:: WHAT YOU SHOULD DO ::
Provide only the number of lines in the data below that contain the word "title".

:: Figure dataset records ::

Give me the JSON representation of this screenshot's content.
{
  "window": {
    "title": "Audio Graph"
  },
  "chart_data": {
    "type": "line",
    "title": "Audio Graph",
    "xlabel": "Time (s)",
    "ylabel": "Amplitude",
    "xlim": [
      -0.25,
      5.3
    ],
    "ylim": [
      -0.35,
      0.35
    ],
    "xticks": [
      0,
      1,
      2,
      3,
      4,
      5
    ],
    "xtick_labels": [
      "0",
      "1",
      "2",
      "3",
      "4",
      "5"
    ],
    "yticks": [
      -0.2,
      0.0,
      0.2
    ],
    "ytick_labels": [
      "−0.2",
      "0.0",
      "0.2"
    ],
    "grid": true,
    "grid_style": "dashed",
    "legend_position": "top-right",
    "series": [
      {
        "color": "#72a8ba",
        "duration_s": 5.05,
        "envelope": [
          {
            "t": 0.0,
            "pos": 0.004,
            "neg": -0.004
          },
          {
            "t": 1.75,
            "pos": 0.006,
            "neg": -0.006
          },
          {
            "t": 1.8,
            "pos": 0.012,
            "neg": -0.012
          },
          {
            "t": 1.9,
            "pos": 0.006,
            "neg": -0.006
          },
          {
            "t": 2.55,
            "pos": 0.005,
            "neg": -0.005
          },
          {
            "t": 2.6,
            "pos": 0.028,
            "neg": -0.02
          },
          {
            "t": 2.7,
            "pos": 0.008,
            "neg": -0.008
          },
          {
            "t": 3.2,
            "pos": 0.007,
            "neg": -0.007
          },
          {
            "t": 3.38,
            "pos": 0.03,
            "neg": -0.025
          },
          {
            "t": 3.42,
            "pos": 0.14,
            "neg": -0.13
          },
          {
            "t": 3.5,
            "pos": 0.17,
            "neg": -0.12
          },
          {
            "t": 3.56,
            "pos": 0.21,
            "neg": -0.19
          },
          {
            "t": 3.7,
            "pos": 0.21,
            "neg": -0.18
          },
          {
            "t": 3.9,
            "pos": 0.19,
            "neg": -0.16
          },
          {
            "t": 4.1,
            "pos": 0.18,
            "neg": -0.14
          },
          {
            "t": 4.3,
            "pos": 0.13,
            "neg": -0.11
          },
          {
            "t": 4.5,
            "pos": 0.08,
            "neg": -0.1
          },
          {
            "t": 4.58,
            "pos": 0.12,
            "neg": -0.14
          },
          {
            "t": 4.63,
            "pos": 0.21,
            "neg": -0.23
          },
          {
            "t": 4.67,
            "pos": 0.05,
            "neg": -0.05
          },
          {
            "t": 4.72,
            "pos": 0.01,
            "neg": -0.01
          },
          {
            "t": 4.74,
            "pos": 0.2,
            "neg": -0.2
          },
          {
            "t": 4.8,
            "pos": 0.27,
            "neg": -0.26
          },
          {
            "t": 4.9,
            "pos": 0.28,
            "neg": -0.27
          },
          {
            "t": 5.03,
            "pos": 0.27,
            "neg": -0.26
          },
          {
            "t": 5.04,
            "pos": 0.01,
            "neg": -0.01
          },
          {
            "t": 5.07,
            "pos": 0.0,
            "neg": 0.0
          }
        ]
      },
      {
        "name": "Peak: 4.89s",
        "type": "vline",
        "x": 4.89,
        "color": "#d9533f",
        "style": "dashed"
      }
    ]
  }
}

:: SOLUTION TO THIS EXERCISE ::
2